» **Exercise details**
Read the lines below and count those that have the word "sondages". Respond with the number only.

(Records from a dataset)
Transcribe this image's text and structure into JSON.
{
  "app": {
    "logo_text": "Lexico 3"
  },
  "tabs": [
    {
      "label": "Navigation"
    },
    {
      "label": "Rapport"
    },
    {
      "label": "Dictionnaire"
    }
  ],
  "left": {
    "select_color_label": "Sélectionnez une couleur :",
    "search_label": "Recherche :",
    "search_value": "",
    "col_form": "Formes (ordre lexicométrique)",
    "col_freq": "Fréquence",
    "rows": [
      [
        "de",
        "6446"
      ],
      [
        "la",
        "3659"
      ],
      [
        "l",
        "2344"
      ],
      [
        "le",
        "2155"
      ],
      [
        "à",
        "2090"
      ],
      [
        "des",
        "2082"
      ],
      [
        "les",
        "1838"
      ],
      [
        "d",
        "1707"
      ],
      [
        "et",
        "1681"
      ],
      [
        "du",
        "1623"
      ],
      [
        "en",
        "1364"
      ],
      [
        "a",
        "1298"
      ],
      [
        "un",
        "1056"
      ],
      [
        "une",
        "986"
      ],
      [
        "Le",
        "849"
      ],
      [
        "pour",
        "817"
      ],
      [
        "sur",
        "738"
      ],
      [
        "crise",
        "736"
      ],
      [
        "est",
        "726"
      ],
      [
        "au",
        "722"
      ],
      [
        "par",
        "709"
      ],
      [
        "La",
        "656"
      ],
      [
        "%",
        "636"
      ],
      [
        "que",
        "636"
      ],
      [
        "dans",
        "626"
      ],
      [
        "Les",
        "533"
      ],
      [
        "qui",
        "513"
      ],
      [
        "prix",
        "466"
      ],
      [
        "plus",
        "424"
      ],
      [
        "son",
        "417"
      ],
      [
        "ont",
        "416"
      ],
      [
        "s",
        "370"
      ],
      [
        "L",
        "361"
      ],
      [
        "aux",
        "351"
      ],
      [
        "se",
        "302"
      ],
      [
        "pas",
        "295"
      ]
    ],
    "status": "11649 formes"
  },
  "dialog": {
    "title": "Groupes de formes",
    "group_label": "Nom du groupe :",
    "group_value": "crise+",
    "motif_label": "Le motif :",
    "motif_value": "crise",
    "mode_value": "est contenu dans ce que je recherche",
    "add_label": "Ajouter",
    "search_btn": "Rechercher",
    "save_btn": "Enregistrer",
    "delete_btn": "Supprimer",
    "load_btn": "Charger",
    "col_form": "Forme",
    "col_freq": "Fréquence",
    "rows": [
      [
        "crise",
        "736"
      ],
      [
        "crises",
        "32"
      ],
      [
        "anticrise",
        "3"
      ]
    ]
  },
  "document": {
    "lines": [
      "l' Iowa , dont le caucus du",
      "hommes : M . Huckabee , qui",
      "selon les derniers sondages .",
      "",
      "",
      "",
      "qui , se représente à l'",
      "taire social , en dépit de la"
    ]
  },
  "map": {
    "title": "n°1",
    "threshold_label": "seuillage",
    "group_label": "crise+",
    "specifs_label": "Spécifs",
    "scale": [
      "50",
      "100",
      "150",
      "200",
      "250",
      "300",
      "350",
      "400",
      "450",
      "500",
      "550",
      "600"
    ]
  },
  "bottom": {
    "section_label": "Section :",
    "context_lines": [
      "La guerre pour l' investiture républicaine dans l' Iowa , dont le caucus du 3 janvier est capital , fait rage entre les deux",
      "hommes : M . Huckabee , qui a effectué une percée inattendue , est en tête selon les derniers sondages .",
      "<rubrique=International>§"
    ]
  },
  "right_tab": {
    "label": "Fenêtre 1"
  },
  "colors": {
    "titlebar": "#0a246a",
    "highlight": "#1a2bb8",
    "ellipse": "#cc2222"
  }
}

» **Result of this task**
2